═══ GIVEN RECORDS
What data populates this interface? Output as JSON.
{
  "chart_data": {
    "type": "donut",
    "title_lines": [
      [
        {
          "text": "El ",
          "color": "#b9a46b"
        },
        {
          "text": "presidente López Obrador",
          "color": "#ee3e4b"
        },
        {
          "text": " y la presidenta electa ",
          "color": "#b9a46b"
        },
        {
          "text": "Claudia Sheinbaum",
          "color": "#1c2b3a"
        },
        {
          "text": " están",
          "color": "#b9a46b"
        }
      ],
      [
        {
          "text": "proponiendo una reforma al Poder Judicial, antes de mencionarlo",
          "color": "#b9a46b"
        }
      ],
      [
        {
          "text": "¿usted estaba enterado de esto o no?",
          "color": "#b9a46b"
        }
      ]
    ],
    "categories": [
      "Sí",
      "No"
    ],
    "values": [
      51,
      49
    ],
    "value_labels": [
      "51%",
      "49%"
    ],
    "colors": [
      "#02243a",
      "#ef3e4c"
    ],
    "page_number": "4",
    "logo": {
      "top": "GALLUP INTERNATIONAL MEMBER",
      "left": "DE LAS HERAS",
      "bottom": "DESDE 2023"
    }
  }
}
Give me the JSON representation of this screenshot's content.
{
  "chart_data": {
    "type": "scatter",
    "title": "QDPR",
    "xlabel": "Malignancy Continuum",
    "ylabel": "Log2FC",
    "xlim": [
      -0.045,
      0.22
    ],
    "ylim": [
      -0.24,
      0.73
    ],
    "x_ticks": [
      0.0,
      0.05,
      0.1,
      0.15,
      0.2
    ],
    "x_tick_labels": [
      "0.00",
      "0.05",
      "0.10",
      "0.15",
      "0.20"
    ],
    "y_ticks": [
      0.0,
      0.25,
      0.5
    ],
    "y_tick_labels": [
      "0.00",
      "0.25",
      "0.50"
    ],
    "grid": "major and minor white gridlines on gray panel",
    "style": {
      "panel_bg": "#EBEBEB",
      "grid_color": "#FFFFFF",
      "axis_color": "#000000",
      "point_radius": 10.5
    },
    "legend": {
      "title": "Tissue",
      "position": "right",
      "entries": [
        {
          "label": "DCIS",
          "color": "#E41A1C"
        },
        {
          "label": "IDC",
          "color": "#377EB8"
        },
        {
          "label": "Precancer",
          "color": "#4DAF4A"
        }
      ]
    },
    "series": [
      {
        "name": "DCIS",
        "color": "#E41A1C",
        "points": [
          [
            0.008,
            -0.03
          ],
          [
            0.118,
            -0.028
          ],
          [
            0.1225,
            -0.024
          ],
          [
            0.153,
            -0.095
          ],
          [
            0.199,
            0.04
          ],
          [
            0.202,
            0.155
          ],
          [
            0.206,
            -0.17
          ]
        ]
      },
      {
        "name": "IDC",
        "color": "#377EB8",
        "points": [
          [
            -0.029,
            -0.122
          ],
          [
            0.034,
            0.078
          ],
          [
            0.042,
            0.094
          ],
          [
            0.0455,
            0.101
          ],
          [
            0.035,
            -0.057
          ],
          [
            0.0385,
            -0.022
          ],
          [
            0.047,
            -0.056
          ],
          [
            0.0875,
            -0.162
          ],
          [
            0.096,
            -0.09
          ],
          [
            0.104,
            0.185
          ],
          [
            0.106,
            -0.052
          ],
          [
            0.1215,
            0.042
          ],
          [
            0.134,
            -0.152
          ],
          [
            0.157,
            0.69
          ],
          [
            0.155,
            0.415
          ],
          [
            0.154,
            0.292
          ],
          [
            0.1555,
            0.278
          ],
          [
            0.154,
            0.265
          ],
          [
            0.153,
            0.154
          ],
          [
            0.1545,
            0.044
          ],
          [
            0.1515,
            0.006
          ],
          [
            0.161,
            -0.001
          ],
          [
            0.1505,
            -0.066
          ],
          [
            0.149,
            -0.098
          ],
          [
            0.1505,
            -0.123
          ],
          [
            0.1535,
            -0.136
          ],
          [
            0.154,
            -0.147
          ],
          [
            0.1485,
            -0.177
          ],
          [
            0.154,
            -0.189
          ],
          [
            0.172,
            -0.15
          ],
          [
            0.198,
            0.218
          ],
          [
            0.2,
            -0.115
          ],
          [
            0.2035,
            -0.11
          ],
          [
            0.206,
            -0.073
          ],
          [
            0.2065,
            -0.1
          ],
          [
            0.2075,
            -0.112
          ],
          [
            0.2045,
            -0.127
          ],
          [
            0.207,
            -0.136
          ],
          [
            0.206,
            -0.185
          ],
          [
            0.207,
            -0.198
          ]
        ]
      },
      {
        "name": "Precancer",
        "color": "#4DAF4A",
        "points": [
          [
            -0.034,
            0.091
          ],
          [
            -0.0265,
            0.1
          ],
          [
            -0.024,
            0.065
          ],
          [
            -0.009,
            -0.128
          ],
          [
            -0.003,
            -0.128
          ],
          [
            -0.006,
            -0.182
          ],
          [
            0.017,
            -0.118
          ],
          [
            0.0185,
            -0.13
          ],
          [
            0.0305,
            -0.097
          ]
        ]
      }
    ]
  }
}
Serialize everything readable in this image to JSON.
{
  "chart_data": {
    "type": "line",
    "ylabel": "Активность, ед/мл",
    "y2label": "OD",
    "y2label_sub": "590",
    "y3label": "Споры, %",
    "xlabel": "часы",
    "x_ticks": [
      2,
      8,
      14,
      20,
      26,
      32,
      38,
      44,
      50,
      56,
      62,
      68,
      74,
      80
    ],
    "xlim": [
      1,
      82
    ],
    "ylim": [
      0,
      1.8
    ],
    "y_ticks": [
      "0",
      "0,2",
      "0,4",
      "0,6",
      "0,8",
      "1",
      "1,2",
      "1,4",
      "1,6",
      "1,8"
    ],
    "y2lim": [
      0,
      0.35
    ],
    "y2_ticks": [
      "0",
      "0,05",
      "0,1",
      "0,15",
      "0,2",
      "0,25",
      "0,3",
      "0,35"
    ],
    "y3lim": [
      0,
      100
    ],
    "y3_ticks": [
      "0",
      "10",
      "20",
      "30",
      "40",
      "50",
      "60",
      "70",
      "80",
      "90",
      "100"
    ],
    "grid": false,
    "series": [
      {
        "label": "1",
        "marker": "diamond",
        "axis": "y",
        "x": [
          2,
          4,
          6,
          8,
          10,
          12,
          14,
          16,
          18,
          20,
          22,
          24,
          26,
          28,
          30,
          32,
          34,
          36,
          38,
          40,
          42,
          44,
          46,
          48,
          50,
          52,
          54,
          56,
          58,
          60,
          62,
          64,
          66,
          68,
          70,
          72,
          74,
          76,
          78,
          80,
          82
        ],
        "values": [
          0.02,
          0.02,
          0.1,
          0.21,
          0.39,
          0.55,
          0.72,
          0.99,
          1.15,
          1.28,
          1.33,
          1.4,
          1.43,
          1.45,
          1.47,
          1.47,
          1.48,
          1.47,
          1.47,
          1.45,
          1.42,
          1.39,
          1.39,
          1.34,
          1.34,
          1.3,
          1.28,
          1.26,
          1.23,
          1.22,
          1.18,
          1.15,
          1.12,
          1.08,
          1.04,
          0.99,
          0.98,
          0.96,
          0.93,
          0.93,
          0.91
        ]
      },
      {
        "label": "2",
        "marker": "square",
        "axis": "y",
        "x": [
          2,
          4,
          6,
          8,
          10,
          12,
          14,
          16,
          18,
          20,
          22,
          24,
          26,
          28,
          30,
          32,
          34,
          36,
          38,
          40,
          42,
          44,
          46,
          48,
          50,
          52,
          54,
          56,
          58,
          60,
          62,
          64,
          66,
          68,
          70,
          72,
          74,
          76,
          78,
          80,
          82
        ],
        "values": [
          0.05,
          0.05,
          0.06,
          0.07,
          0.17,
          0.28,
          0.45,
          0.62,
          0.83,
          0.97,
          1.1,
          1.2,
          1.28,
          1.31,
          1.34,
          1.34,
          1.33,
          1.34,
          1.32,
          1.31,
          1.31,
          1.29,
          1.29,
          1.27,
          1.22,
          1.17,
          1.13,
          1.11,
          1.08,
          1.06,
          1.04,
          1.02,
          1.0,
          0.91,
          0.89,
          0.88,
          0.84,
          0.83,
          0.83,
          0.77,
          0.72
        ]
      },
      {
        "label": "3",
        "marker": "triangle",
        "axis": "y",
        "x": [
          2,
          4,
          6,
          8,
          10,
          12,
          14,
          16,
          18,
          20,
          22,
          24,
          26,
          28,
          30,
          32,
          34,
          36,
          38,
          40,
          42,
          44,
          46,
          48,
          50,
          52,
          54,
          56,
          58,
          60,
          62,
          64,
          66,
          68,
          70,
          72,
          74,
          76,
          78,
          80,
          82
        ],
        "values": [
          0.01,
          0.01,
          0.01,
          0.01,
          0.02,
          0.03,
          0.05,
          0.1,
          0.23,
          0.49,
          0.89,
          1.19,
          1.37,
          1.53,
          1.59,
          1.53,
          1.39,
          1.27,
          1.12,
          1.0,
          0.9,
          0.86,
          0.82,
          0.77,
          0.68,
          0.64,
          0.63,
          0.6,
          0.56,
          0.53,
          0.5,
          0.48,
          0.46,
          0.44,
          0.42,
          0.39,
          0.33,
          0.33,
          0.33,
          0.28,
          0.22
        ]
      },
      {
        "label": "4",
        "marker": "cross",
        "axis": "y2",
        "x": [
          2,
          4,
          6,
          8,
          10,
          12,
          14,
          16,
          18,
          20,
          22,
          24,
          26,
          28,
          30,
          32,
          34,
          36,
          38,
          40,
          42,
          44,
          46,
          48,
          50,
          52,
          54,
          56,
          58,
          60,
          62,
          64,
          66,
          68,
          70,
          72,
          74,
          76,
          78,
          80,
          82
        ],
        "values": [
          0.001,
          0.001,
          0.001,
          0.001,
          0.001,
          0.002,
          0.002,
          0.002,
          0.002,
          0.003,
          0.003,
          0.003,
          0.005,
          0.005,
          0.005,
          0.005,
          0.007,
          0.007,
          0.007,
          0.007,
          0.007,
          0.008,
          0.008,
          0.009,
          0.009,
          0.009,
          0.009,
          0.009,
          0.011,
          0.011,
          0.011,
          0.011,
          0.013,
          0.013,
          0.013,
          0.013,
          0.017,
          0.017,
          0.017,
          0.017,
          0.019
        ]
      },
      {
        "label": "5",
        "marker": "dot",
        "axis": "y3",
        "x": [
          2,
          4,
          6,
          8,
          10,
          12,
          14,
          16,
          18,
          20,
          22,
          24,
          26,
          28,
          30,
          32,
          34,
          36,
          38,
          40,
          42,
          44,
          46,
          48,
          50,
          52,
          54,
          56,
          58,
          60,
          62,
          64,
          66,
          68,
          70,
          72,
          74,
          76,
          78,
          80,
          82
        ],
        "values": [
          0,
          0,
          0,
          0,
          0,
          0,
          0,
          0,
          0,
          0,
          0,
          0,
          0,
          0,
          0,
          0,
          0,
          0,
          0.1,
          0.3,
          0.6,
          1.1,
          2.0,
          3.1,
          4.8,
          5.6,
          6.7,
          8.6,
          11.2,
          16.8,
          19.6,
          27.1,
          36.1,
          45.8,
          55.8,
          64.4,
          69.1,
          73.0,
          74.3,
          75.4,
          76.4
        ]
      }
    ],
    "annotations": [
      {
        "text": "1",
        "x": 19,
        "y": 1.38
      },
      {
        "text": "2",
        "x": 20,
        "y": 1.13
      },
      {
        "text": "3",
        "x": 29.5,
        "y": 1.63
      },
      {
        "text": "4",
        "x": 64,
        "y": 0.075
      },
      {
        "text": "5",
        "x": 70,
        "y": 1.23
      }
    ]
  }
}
══════
Search the entries for the word "marker" and gather every line where it appears.

▶ _RESPONSE_:
        "marker": "diamond",
        "marker": "square",
        "marker": "triangle",
        "marker": "cross",
        "marker": "dot",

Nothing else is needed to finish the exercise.